Given records:
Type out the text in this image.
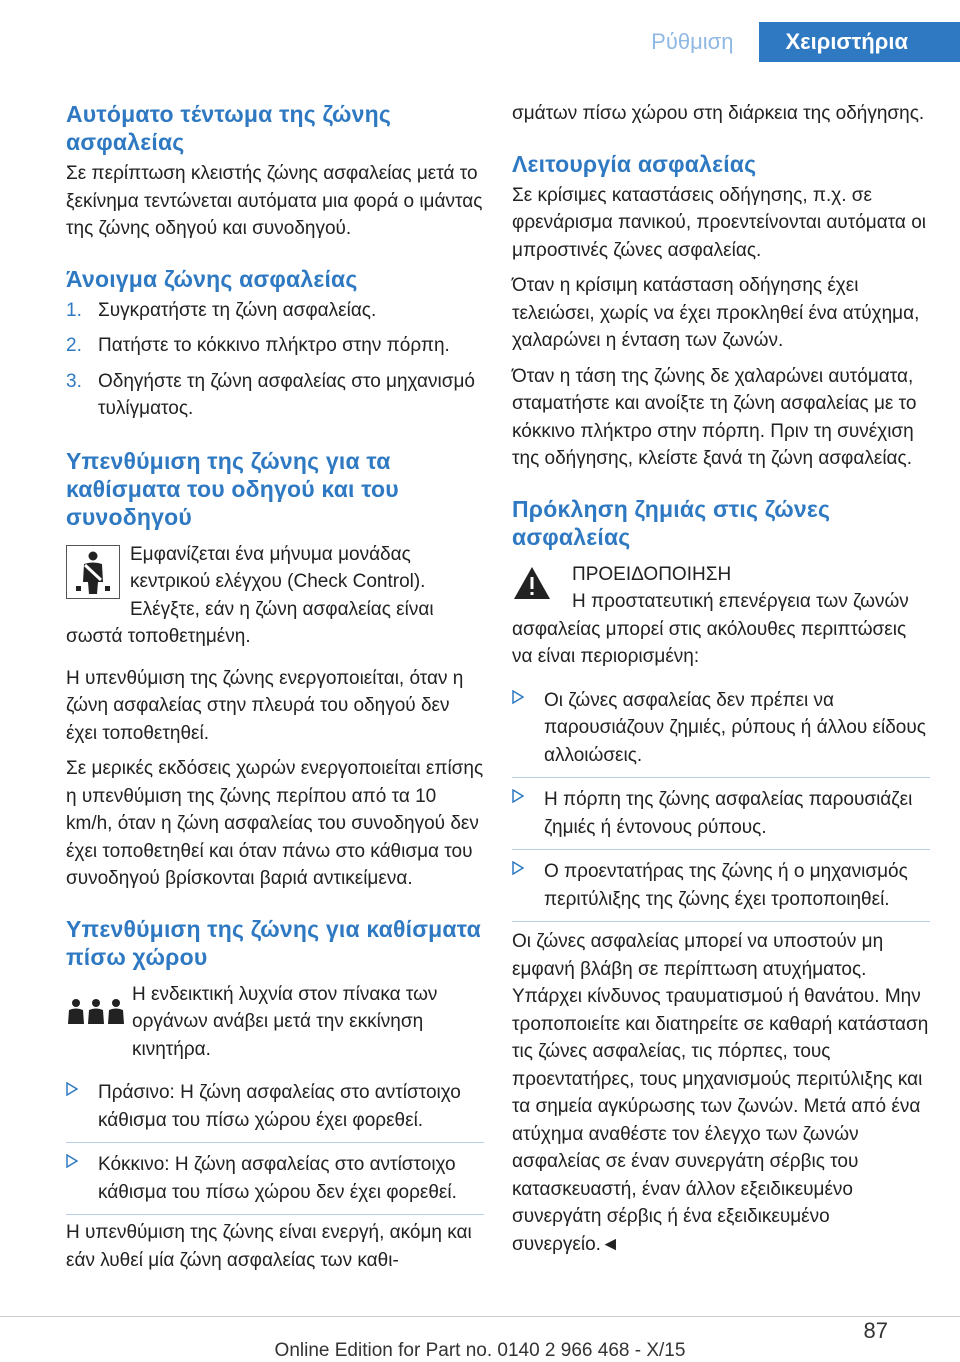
Ρύθμιση	Χειριστήρια
Αυτόματο τέντωμα της ζώνης ασφαλείας

Σε περίπτωση κλειστής ζώνης ασφαλείας μετά το ξεκίνημα τεντώνεται αυτόματα μια φορά ο ιμάντας της ζώνης οδηγού και συνοδηγού.

Άνοιγμα ζώνης ασφαλείας
1. Συγκρατήστε τη ζώνη ασφαλείας.
2. Πατήστε το κόκκινο πλήκτρο στην πόρπη.
3. Οδηγήστε τη ζώνη ασφαλείας στο μηχανισμό τυλίγματος.
Υπενθύμιση της ζώνης για τα καθίσματα του οδηγού και του συνοδηγού

Εμφανίζεται ένα μήνυμα μονάδας κεντρικού ελέγχου (Check Control). Ελέγξτε, εάν η ζώνη ασφαλείας είναι σωστά τοποθετημένη.

Η υπενθύμιση της ζώνης ενεργοποιείται, όταν η ζώνη ασφαλείας στην πλευρά του οδηγού δεν έχει τοποθετηθεί.

Σε μερικές εκδόσεις χωρών ενεργοποιείται επίσης η υπενθύμιση της ζώνης περίπου από τα 10 km/h, όταν η ζώνη ασφαλείας του συνοδηγού δεν έχει τοποθετηθεί και όταν πάνω στο κάθισμα του συνοδηγού βρίσκονται βαριά αντικείμενα.

Υπενθύμιση της ζώνης για καθίσματα πίσω χώρου

Η ενδεικτική λυχνία στον πίνακα των οργάνων ανάβει μετά την εκκίνηση κινητήρα.

Πράσινο: Η ζώνη ασφαλείας στο αντίστοιχο κάθισμα του πίσω χώρου έχει φορεθεί.
Κόκκινο: Η ζώνη ασφαλείας στο αντίστοιχο κάθισμα του πίσω χώρου δεν έχει φορεθεί.

Η υπενθύμιση της ζώνης είναι ενεργή, ακόμη και εάν λυθεί μία ζώνη ασφαλείας των καθι-

σμάτων πίσω χώρου στη διάρκεια της οδήγησης.

Λειτουργία ασφαλείας

Σε κρίσιμες καταστάσεις οδήγησης, π.χ. σε φρενάρισμα πανικού, προεντείνονται αυτόματα οι μπροστινές ζώνες ασφαλείας.

Όταν η κρίσιμη κατάσταση οδήγησης έχει τελειώσει, χωρίς να έχει προκληθεί ένα ατύχημα, χαλαρώνει η ένταση των ζωνών.

Όταν η τάση της ζώνης δε χαλαρώνει αυτόματα, σταματήστε και ανοίξτε τη ζώνη ασφαλείας με το κόκκινο πλήκτρο στην πόρπη. Πριν τη συνέχιση της οδήγησης, κλείστε ξανά τη ζώνη ασφαλείας.

Πρόκληση ζημιάς στις ζώνες ασφαλείας

ΠΡΟΕΙΔΟΠΟΙΗΣΗ

Η προστατευτική επενέργεια των ζωνών ασφαλείας μπορεί στις ακόλουθες περιπτώσεις να είναι περιορισμένη:

Οι ζώνες ασφαλείας δεν πρέπει να παρουσιάζουν ζημιές, ρύπους ή άλλου είδους αλλοιώσεις.
Η πόρπη της ζώνης ασφαλείας παρουσιάζει ζημιές ή έντονους ρύπους.
Ο προεντατήρας της ζώνης ή ο μηχανισμός περιτύλιξης της ζώνης έχει τροποποιηθεί.

Οι ζώνες ασφαλείας μπορεί να υποστούν μη εμφανή βλάβη σε περίπτωση ατυχήματος. Υπάρχει κίνδυνος τραυματισμού ή θανάτου. Μην τροποποιείτε και διατηρείτε σε καθαρή κατάσταση τις ζώνες ασφαλείας, τις πόρπες, τους προεντατήρες, τους μηχανισμούς περιτύλιξης και τα σημεία αγκύρωσης των ζωνών. Μετά από ένα ατύχημα αναθέστε τον έλεγχο των ζωνών ασφαλείας σε έναν συνεργάτη σέρβις του κατασκευαστή, έναν άλλον εξειδικευμένο συνεργάτη σέρβις ή ένα εξειδικευμένο συνεργείο.◄

87
Online Edition for Part no. 0140 2 966 468 - X/15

The request: Every line is to be duplicated exactly, though pictures stay out.

Solution below:
Type out the text in this image.
Ρύθμιση	Χειριστήρια
Αυτόματο τέντωμα της ζώνης ασφαλείας

Σε περίπτωση κλειστής ζώνης ασφαλείας μετά το ξεκίνημα τεντώνεται αυτόματα μια φορά ο ιμάντας της ζώνης οδηγού και συνοδηγού.

Άνοιγμα ζώνης ασφαλείας
1. Συγκρατήστε τη ζώνη ασφαλείας.
2. Πατήστε το κόκκινο πλήκτρο στην πόρπη.
3. Οδηγήστε τη ζώνη ασφαλείας στο μηχανισμό τυλίγματος.
Υπενθύμιση της ζώνης για τα καθίσματα του οδηγού και του συνοδηγού

Εμφανίζεται ένα μήνυμα μονάδας κεντρικού ελέγχου (Check Control). Ελέγξτε, εάν η ζώνη ασφαλείας είναι σωστά τοποθετημένη.

Η υπενθύμιση της ζώνης ενεργοποιείται, όταν η ζώνη ασφαλείας στην πλευρά του οδηγού δεν έχει τοποθετηθεί.

Σε μερικές εκδόσεις χωρών ενεργοποιείται επίσης η υπενθύμιση της ζώνης περίπου από τα 10 km/h, όταν η ζώνη ασφαλείας του συνοδηγού δεν έχει τοποθετηθεί και όταν πάνω στο κάθισμα του συνοδηγού βρίσκονται βαριά αντικείμενα.

Υπενθύμιση της ζώνης για καθίσματα πίσω χώρου

Η ενδεικτική λυχνία στον πίνακα των οργάνων ανάβει μετά την εκκίνηση κινητήρα.

Πράσινο: Η ζώνη ασφαλείας στο αντίστοιχο κάθισμα του πίσω χώρου έχει φορεθεί.
Κόκκινο: Η ζώνη ασφαλείας στο αντίστοιχο κάθισμα του πίσω χώρου δεν έχει φορεθεί.

Η υπενθύμιση της ζώνης είναι ενεργή, ακόμη και εάν λυθεί μία ζώνη ασφαλείας των καθι-

σμάτων πίσω χώρου στη διάρκεια της οδήγησης.

Λειτουργία ασφαλείας

Σε κρίσιμες καταστάσεις οδήγησης, π.χ. σε φρενάρισμα πανικού, προεντείνονται αυτόματα οι μπροστινές ζώνες ασφαλείας.

Όταν η κρίσιμη κατάσταση οδήγησης έχει τελειώσει, χωρίς να έχει προκληθεί ένα ατύχημα, χαλαρώνει η ένταση των ζωνών.

Όταν η τάση της ζώνης δε χαλαρώνει αυτόματα, σταματήστε και ανοίξτε τη ζώνη ασφαλείας με το κόκκινο πλήκτρο στην πόρπη. Πριν τη συνέχιση της οδήγησης, κλείστε ξανά τη ζώνη ασφαλείας.

Πρόκληση ζημιάς στις ζώνες ασφαλείας

ΠΡΟΕΙΔΟΠΟΙΗΣΗ

Η προστατευτική επενέργεια των ζωνών ασφαλείας μπορεί στις ακόλουθες περιπτώσεις να είναι περιορισμένη:

Οι ζώνες ασφαλείας δεν πρέπει να παρουσιάζουν ζημιές, ρύπους ή άλλου είδους αλλοιώσεις.
Η πόρπη της ζώνης ασφαλείας παρουσιάζει ζημιές ή έντονους ρύπους.
Ο προεντατήρας της ζώνης ή ο μηχανισμός περιτύλιξης της ζώνης έχει τροποποιηθεί.

Οι ζώνες ασφαλείας μπορεί να υποστούν μη εμφανή βλάβη σε περίπτωση ατυχήματος. Υπάρχει κίνδυνος τραυματισμού ή θανάτου. Μην τροποποιείτε και διατηρείτε σε καθαρή κατάσταση τις ζώνες ασφαλείας, τις πόρπες, τους προεντατήρες, τους μηχανισμούς περιτύλιξης και τα σημεία αγκύρωσης των ζωνών. Μετά από ένα ατύχημα αναθέστε τον έλεγχο των ζωνών ασφαλείας σε έναν συνεργάτη σέρβις του κατασκευαστή, έναν άλλον εξειδικευμένο συνεργάτη σέρβις ή ένα εξειδικευμένο συνεργείο.◄

87
Online Edition for Part no. 0140 2 966 468 - X/15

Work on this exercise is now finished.